• **Short task**
Repeat every line exactly, keeping the pictures out of the copy.

• **Listed entries**
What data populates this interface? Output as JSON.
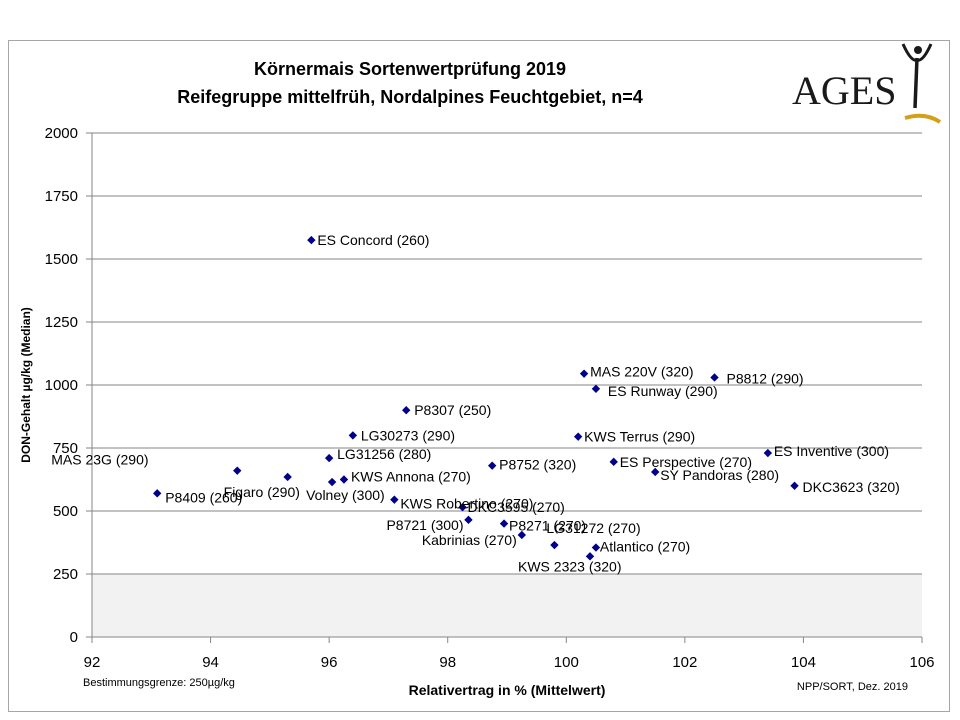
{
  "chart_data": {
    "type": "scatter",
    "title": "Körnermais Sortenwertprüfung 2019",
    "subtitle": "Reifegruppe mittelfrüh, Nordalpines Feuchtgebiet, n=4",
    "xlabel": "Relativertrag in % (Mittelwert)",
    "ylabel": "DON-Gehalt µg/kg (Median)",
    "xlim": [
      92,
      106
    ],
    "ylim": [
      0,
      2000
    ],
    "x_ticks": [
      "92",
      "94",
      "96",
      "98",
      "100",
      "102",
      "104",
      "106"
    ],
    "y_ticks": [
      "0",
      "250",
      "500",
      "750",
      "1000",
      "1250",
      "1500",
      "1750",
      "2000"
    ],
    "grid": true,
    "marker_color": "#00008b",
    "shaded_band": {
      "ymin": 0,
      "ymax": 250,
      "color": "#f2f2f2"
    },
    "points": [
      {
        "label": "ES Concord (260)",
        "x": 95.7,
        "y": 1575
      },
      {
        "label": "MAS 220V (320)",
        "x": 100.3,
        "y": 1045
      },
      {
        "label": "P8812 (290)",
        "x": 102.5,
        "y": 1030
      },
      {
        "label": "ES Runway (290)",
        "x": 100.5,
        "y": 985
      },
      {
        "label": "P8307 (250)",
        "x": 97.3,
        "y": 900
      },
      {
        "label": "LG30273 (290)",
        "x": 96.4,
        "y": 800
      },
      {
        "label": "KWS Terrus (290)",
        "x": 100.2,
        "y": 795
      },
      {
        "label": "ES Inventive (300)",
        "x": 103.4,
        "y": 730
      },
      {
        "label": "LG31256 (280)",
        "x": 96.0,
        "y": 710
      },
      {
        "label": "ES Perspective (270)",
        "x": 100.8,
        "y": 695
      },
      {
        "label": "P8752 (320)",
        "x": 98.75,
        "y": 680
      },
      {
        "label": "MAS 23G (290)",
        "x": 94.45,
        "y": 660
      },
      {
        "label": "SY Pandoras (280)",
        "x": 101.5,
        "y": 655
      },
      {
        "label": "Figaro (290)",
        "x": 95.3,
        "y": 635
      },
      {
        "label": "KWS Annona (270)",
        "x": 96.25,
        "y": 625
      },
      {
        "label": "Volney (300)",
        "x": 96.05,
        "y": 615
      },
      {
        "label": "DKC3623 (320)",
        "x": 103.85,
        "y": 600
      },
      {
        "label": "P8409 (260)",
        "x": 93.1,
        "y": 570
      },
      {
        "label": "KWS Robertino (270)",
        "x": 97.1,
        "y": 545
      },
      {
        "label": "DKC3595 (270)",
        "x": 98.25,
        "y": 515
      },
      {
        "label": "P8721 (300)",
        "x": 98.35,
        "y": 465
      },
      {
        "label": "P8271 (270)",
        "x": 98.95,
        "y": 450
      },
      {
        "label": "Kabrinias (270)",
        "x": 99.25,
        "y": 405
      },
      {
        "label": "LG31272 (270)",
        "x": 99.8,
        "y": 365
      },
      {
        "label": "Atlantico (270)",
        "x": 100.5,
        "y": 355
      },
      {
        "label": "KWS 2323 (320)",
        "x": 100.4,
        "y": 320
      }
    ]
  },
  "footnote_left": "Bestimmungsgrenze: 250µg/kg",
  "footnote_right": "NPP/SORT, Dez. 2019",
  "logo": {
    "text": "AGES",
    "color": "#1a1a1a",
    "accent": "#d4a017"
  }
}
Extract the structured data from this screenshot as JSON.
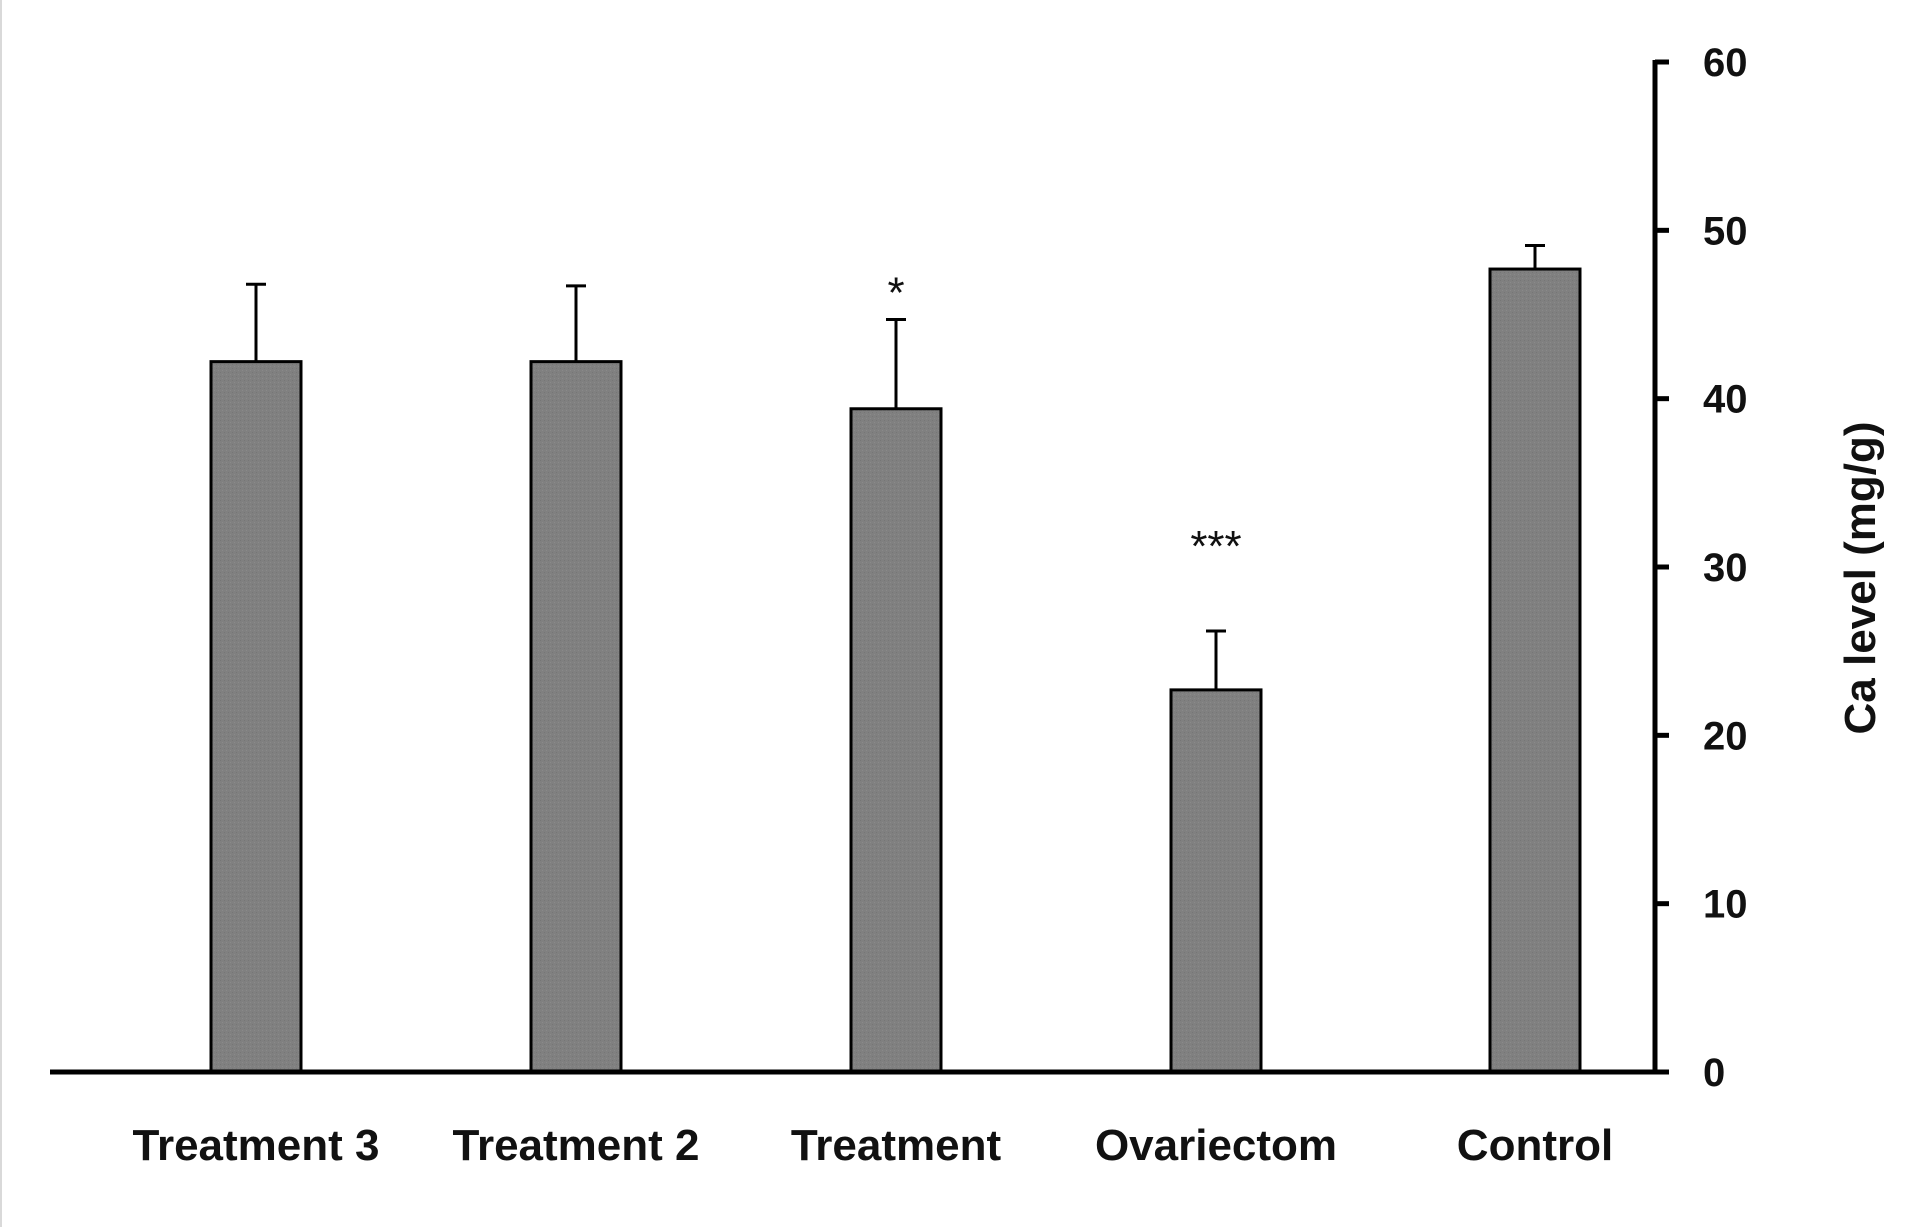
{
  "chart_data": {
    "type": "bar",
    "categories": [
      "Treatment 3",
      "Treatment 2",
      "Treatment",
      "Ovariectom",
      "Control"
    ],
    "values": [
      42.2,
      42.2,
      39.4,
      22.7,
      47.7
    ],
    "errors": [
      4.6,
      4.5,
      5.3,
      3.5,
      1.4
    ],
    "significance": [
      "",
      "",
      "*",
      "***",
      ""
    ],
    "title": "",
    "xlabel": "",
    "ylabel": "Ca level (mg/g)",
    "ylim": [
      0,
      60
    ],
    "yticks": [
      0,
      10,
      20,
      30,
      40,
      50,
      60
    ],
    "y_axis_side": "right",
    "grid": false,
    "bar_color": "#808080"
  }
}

• **Response**
What data populates this interface? Output as JSON.
{
  "chart_data": {
    "type": "scatter",
    "title": "Körnermais Sortenwertprüfung 2019",
    "subtitle": "Reifegruppe mittelfrüh, Nordalpines Feuchtgebiet, n=4",
    "xlabel": "Relativertrag in % (Mittelwert)",
    "ylabel": "DON-Gehalt µg/kg (Median)",
    "xlim": [
      92,
      106
    ],
    "ylim": [
      0,
      2000
    ],
    "x_ticks": [
      "92",
      "94",
      "96",
      "98",
      "100",
      "102",
      "104",
      "106"
    ],
    "y_ticks": [
      "0",
      "250",
      "500",
      "750",
      "1000",
      "1250",
      "1500",
      "1750",
      "2000"
    ],
    "grid": true,
    "marker_color": "#00008b",
    "shaded_band": {
      "ymin": 0,
      "ymax": 250,
      "color": "#f2f2f2"
    },
    "points": [
      {
        "label": "ES Concord (260)",
        "x": 95.7,
        "y": 1575
      },
      {
        "label": "MAS 220V (320)",
        "x": 100.3,
        "y": 1045
      },
      {
        "label": "P8812 (290)",
        "x": 102.5,
        "y": 1030
      },
      {
        "label": "ES Runway (290)",
        "x": 100.5,
        "y": 985
      },
      {
        "label": "P8307 (250)",
        "x": 97.3,
        "y": 900
      },
      {
        "label": "LG30273 (290)",
        "x": 96.4,
        "y": 800
      },
      {
        "label": "KWS Terrus (290)",
        "x": 100.2,
        "y": 795
      },
      {
        "label": "ES Inventive (300)",
        "x": 103.4,
        "y": 730
      },
      {
        "label": "LG31256 (280)",
        "x": 96.0,
        "y": 710
      },
      {
        "label": "ES Perspective (270)",
        "x": 100.8,
        "y": 695
      },
      {
        "label": "P8752 (320)",
        "x": 98.75,
        "y": 680
      },
      {
        "label": "MAS 23G (290)",
        "x": 94.45,
        "y": 660
      },
      {
        "label": "SY Pandoras (280)",
        "x": 101.5,
        "y": 655
      },
      {
        "label": "Figaro (290)",
        "x": 95.3,
        "y": 635
      },
      {
        "label": "KWS Annona (270)",
        "x": 96.25,
        "y": 625
      },
      {
        "label": "Volney (300)",
        "x": 96.05,
        "y": 615
      },
      {
        "label": "DKC3623 (320)",
        "x": 103.85,
        "y": 600
      },
      {
        "label": "P8409 (260)",
        "x": 93.1,
        "y": 570
      },
      {
        "label": "KWS Robertino (270)",
        "x": 97.1,
        "y": 545
      },
      {
        "label": "DKC3595 (270)",
        "x": 98.25,
        "y": 515
      },
      {
        "label": "P8721 (300)",
        "x": 98.35,
        "y": 465
      },
      {
        "label": "P8271 (270)",
        "x": 98.95,
        "y": 450
      },
      {
        "label": "Kabrinias (270)",
        "x": 99.25,
        "y": 405
      },
      {
        "label": "LG31272 (270)",
        "x": 99.8,
        "y": 365
      },
      {
        "label": "Atlantico (270)",
        "x": 100.5,
        "y": 355
      },
      {
        "label": "KWS 2323 (320)",
        "x": 100.4,
        "y": 320
      }
    ]
  },
  "footnote_left": "Bestimmungsgrenze: 250µg/kg",
  "footnote_right": "NPP/SORT, Dez. 2019",
  "logo": {
    "text": "AGES",
    "color": "#1a1a1a",
    "accent": "#d4a017"
  }
}
Extract the structured data from this screenshot as JSON.
{
  "chart_data": {
    "type": "bar",
    "categories": [
      "Treatment 3",
      "Treatment 2",
      "Treatment",
      "Ovariectom",
      "Control"
    ],
    "values": [
      42.2,
      42.2,
      39.4,
      22.7,
      47.7
    ],
    "errors": [
      4.6,
      4.5,
      5.3,
      3.5,
      1.4
    ],
    "significance": [
      "",
      "",
      "*",
      "***",
      ""
    ],
    "title": "",
    "xlabel": "",
    "ylabel": "Ca level (mg/g)",
    "ylim": [
      0,
      60
    ],
    "yticks": [
      0,
      10,
      20,
      30,
      40,
      50,
      60
    ],
    "y_axis_side": "right",
    "grid": false,
    "bar_color": "#808080"
  }
}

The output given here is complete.